## Written exercise
Copy each line in the data that includes the word "JSON".

* begin *

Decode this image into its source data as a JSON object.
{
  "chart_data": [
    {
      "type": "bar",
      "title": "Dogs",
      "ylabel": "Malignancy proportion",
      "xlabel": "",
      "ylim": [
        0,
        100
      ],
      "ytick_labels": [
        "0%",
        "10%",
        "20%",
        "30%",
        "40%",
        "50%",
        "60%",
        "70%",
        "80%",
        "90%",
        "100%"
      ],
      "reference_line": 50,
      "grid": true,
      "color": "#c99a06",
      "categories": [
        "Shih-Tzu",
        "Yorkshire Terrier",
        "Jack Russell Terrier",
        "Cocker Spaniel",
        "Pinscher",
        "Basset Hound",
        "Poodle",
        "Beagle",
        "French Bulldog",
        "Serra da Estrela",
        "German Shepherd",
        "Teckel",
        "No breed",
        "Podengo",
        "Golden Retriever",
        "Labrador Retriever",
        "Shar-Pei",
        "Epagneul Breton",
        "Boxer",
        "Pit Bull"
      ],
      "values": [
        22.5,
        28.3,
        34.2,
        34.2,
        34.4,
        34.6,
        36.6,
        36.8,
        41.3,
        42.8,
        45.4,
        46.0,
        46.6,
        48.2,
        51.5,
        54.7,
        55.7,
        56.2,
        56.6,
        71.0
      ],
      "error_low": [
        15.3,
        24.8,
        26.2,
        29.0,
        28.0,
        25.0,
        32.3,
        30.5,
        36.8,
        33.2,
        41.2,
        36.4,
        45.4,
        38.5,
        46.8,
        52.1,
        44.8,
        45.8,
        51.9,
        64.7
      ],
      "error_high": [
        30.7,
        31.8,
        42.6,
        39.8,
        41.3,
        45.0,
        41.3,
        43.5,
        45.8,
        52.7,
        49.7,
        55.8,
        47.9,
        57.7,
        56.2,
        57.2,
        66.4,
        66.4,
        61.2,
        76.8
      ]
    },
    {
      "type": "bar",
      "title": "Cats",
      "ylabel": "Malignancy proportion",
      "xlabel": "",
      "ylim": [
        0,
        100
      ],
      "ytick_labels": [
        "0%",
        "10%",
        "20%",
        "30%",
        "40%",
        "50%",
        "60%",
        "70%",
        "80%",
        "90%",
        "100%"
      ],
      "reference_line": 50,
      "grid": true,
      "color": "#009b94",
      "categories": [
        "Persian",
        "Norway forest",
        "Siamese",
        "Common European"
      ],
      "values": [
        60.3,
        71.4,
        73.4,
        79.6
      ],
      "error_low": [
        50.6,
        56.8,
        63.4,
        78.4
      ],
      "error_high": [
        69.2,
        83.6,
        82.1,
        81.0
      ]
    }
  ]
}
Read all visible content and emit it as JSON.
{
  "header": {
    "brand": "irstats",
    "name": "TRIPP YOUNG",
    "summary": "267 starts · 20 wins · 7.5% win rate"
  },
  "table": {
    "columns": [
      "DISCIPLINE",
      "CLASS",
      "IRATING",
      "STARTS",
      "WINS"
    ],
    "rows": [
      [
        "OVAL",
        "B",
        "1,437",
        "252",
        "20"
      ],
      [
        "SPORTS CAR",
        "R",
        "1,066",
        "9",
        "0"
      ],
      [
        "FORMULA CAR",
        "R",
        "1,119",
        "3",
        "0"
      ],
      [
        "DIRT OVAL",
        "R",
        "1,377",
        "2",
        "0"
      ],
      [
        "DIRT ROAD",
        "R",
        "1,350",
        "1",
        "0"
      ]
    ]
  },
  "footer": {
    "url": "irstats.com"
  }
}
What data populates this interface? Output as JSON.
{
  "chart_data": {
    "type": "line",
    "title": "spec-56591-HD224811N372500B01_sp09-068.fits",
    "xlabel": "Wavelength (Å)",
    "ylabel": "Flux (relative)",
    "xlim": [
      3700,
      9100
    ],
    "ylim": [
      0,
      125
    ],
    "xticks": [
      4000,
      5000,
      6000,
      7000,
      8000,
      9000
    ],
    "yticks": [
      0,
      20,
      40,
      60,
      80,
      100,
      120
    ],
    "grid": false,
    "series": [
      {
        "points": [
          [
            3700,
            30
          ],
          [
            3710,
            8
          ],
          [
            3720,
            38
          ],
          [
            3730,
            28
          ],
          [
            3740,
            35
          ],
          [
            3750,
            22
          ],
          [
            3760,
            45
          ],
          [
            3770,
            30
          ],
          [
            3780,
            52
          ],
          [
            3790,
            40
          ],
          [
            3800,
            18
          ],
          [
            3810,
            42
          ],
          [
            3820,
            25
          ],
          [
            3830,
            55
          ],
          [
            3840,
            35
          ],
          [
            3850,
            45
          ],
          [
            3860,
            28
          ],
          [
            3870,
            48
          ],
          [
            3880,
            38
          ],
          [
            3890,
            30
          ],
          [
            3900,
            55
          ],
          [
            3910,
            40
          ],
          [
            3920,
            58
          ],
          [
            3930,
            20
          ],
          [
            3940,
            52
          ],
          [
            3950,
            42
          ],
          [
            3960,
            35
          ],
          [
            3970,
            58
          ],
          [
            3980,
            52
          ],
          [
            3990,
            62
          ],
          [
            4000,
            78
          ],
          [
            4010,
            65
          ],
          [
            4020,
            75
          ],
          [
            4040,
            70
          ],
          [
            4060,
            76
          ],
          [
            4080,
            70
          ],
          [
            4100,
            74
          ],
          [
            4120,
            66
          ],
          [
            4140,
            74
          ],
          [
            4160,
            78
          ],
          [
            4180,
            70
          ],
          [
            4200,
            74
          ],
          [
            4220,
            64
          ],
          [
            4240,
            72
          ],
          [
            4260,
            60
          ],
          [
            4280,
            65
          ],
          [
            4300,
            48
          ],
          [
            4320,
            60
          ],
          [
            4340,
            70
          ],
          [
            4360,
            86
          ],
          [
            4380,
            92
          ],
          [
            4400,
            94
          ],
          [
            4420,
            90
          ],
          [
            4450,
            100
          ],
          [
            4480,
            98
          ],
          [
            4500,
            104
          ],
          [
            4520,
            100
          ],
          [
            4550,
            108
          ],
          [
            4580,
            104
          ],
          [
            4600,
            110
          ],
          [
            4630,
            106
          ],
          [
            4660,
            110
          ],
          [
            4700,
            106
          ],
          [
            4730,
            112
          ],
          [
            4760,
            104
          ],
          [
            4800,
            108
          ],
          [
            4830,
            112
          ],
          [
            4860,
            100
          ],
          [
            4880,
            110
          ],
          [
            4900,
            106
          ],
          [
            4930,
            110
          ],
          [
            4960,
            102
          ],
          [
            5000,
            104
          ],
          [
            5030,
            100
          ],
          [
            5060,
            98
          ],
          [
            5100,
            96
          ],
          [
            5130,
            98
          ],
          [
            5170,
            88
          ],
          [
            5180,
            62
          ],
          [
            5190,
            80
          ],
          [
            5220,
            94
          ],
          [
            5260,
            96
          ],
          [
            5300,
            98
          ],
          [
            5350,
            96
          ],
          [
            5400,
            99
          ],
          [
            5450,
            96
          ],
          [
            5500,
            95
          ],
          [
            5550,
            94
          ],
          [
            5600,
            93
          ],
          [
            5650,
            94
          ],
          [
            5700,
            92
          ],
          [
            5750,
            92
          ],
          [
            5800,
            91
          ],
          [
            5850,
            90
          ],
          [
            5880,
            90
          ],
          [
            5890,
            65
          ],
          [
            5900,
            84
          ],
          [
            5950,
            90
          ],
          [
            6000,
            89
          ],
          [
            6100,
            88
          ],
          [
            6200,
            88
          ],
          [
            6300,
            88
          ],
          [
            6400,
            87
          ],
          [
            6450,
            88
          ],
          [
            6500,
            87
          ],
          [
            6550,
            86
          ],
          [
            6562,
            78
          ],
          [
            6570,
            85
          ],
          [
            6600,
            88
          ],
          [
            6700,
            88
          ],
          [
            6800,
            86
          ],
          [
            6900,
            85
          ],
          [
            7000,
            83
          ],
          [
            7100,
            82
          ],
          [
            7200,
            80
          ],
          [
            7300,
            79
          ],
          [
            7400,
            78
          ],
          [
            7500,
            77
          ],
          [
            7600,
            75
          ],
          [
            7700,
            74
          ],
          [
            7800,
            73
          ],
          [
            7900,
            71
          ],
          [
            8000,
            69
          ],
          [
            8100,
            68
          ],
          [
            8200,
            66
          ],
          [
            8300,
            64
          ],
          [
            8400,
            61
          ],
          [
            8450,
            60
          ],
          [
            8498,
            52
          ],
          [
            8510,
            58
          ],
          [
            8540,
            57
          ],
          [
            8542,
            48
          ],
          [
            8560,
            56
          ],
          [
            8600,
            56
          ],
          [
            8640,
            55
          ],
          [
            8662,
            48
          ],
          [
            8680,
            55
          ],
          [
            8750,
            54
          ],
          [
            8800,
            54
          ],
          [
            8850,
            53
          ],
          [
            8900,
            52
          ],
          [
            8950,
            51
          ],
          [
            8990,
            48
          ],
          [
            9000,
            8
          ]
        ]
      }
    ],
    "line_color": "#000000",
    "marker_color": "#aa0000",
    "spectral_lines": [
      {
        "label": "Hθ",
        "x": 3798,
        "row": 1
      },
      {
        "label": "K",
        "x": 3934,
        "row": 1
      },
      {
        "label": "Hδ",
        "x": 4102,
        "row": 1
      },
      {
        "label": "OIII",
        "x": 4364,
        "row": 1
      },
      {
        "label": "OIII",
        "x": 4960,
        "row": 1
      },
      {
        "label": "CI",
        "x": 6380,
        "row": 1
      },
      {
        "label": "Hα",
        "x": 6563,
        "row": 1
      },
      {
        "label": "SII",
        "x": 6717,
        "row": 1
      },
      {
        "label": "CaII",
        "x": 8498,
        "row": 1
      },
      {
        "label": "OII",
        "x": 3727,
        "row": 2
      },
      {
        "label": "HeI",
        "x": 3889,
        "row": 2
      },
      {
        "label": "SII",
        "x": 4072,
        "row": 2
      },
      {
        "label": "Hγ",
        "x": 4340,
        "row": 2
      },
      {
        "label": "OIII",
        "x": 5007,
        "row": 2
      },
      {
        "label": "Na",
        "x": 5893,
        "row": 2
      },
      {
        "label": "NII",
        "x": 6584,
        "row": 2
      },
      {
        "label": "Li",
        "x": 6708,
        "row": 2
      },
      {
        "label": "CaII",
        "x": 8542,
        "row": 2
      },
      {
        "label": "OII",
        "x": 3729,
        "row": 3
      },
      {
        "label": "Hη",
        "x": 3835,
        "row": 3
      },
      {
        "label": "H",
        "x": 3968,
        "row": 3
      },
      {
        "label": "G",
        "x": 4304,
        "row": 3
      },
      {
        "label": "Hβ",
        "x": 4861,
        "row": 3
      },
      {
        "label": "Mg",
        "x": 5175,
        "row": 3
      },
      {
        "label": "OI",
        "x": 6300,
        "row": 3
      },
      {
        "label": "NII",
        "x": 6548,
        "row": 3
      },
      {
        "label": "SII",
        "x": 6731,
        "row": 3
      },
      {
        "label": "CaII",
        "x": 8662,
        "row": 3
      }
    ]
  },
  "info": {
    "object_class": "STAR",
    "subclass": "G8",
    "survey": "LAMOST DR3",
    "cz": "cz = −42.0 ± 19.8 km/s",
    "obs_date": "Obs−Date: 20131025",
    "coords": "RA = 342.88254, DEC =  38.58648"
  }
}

* end *

## The output
Decode this image into its source data as a JSON object.
Read all visible content and emit it as JSON.
What data populates this interface? Output as JSON.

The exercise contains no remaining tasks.